Problem description
Leave out the pictures and transcribe everything else exactly.

[Items from a dataset]
----------
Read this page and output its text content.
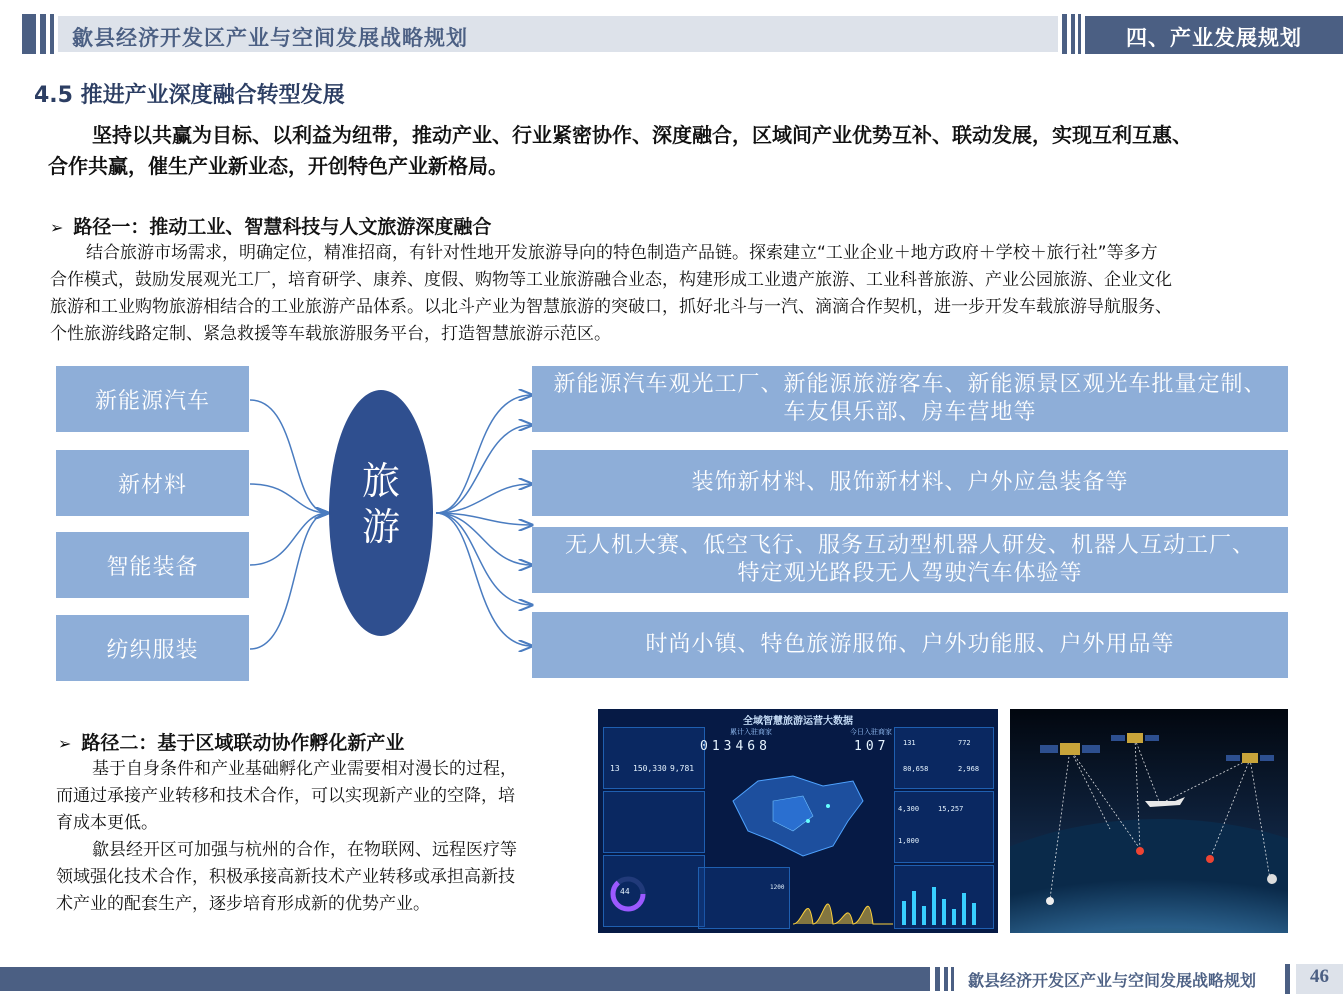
歙县经济开发区产业与空间发展战略规划	四、产业发展规划
4.5 推进产业深度融合转型发展
坚持以共赢为目标、以利益为纽带，推动产业、行业紧密协作、深度融合，区域间产业优势互补、联动发展，实现互利互惠、
合作共赢，催生产业新业态，开创特色产业新格局。
➢ 路径一：推动工业、智慧科技与人文旅游深度融合
结合旅游市场需求，明确定位，精准招商，有针对性地开发旅游导向的特色制造产品链。探索建立“工业企业＋地方政府＋学校＋旅行社”等多方
合作模式，鼓励发展观光工厂，培育研学、康养、度假、购物等工业旅游融合业态，构建形成工业遗产旅游、工业科普旅游、产业公园旅游、企业文化
旅游和工业购物旅游相结合的工业旅游产品体系。以北斗产业为智慧旅游的突破口，抓好北斗与一汽、滴滴合作契机，进一步开发车载旅游导航服务、
个性旅游线路定制、紧急救援等车载旅游服务平台，打造智慧旅游示范区。
新能源汽车
新材料
智能装备
纺织服装
旅
游
新能源汽车观光工厂、新能源旅游客车、新能源景区观光车批量定制、
车友俱乐部、房车营地等
装饰新材料、服饰新材料、户外应急装备等
无人机大赛、低空飞行、服务互动型机器人研发、机器人互动工厂、
特定观光路段无人驾驶汽车体验等
时尚小镇、特色旅游服饰、户外功能服、户外用品等
➢ 路径二：基于区域联动协作孵化新产业
基于自身条件和产业基础孵化产业需要相对漫长的过程，
而通过承接产业转移和技术合作，可以实现新产业的空降，培
育成本更低。
歙县经开区可加强与杭州的合作，在物联网、远程医疗等
领域强化技术合作，积极承接高新技术产业转移或承担高新技
术产业的配套生产，逐步培育形成新的优势产业。
全域智慧旅游运营大数据
13 150,330 9,781
44
累计入驻商家
013468
今日入驻商家
107
1200
131	772
80,658	2,968
4,300	15,257
1,000
歙县经济开发区产业与空间发展战略规划	46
----------
Response for this exercise
Read this page and output its text content.
歙县经济开发区产业与空间发展战略规划	四、产业发展规划
4.5 推进产业深度融合转型发展
坚持以共赢为目标、以利益为纽带，推动产业、行业紧密协作、深度融合，区域间产业优势互补、联动发展，实现互利互惠、
合作共赢，催生产业新业态，开创特色产业新格局。
➢ 路径一：推动工业、智慧科技与人文旅游深度融合
结合旅游市场需求，明确定位，精准招商，有针对性地开发旅游导向的特色制造产品链。探索建立“工业企业＋地方政府＋学校＋旅行社”等多方
合作模式，鼓励发展观光工厂，培育研学、康养、度假、购物等工业旅游融合业态，构建形成工业遗产旅游、工业科普旅游、产业公园旅游、企业文化
旅游和工业购物旅游相结合的工业旅游产品体系。以北斗产业为智慧旅游的突破口，抓好北斗与一汽、滴滴合作契机，进一步开发车载旅游导航服务、
个性旅游线路定制、紧急救援等车载旅游服务平台，打造智慧旅游示范区。
新能源汽车
新材料
智能装备
纺织服装
旅
游
新能源汽车观光工厂、新能源旅游客车、新能源景区观光车批量定制、
车友俱乐部、房车营地等
装饰新材料、服饰新材料、户外应急装备等
无人机大赛、低空飞行、服务互动型机器人研发、机器人互动工厂、
特定观光路段无人驾驶汽车体验等
时尚小镇、特色旅游服饰、户外功能服、户外用品等
➢ 路径二：基于区域联动协作孵化新产业
基于自身条件和产业基础孵化产业需要相对漫长的过程，
而通过承接产业转移和技术合作，可以实现新产业的空降，培
育成本更低。
歙县经开区可加强与杭州的合作，在物联网、远程医疗等
领域强化技术合作，积极承接高新技术产业转移或承担高新技
术产业的配套生产，逐步培育形成新的优势产业。
全域智慧旅游运营大数据
13 150,330 9,781
44
累计入驻商家
013468
今日入驻商家
107
1200
131	772
80,658	2,968
4,300	15,257
1,000
歙县经济开发区产业与空间发展战略规划	46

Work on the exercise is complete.